To do: Set down the full listing exactly as given. Any pictures are to be left out.

Task data:
— begin —
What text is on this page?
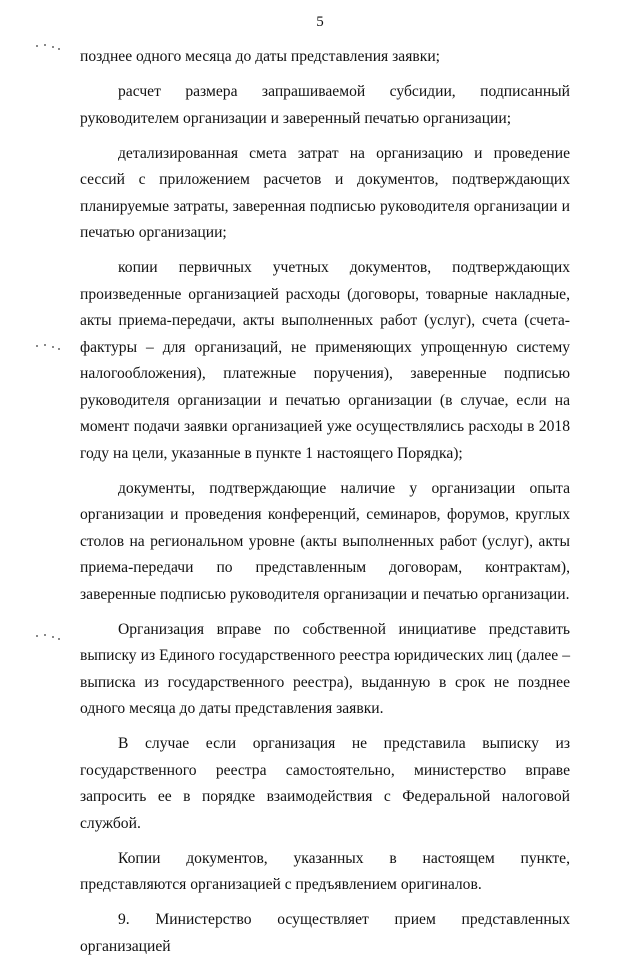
5

позднее одного месяца до даты представления заявки;

расчет размера запрашиваемой субсидии, подписанный руководителем организации и заверенный печатью организации;

детализированная смета затрат на организацию и проведение сессий с приложением расчетов и документов, подтверждающих планируемые затраты, заверенная подписью руководителя организации и печатью организации;

копии первичных учетных документов, подтверждающих произведенные организацией расходы (договоры, товарные накладные, акты приема-передачи, акты выполненных работ (услуг), счета (счета-фактуры – для организаций, не применяющих упрощенную систему налогообложения), платежные поручения), заверенные подписью руководителя организации и печатью организации (в случае, если на момент подачи заявки организацией уже осуществлялись расходы в 2018 году на цели, указанные в пункте 1 настоящего Порядка);

документы, подтверждающие наличие у организации опыта организации и проведения конференций, семинаров, форумов, круглых столов на региональном уровне (акты выполненных работ (услуг), акты приема-передачи по представленным договорам, контрактам), заверенные подписью руководителя организации и печатью организации.

Организация вправе по собственной инициативе представить выписку из Единого государственного реестра юридических лиц (далее – выписка из государственного реестра), выданную в срок не позднее одного месяца до даты представления заявки.

В случае если организация не представила выписку из государственного реестра самостоятельно, министерство вправе запросить ее в порядке взаимодействия с Федеральной налоговой службой.

Копии документов, указанных в настоящем пункте, представляются организацией с предъявлением оригиналов.

9. Министерство осуществляет прием представленных организацией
— end —
Answer in full:
What text is on this page?
5

позднее одного месяца до даты представления заявки;

расчет размера запрашиваемой субсидии, подписанный руководителем организации и заверенный печатью организации;

детализированная смета затрат на организацию и проведение сессий с приложением расчетов и документов, подтверждающих планируемые затраты, заверенная подписью руководителя организации и печатью организации;

копии первичных учетных документов, подтверждающих произведенные организацией расходы (договоры, товарные накладные, акты приема-передачи, акты выполненных работ (услуг), счета (счета-фактуры – для организаций, не применяющих упрощенную систему налогообложения), платежные поручения), заверенные подписью руководителя организации и печатью организации (в случае, если на момент подачи заявки организацией уже осуществлялись расходы в 2018 году на цели, указанные в пункте 1 настоящего Порядка);

документы, подтверждающие наличие у организации опыта организации и проведения конференций, семинаров, форумов, круглых столов на региональном уровне (акты выполненных работ (услуг), акты приема-передачи по представленным договорам, контрактам), заверенные подписью руководителя организации и печатью организации.

Организация вправе по собственной инициативе представить выписку из Единого государственного реестра юридических лиц (далее – выписка из государственного реестра), выданную в срок не позднее одного месяца до даты представления заявки.

В случае если организация не представила выписку из государственного реестра самостоятельно, министерство вправе запросить ее в порядке взаимодействия с Федеральной налоговой службой.

Копии документов, указанных в настоящем пункте, представляются организацией с предъявлением оригиналов.

9. Министерство осуществляет прием представленных организацией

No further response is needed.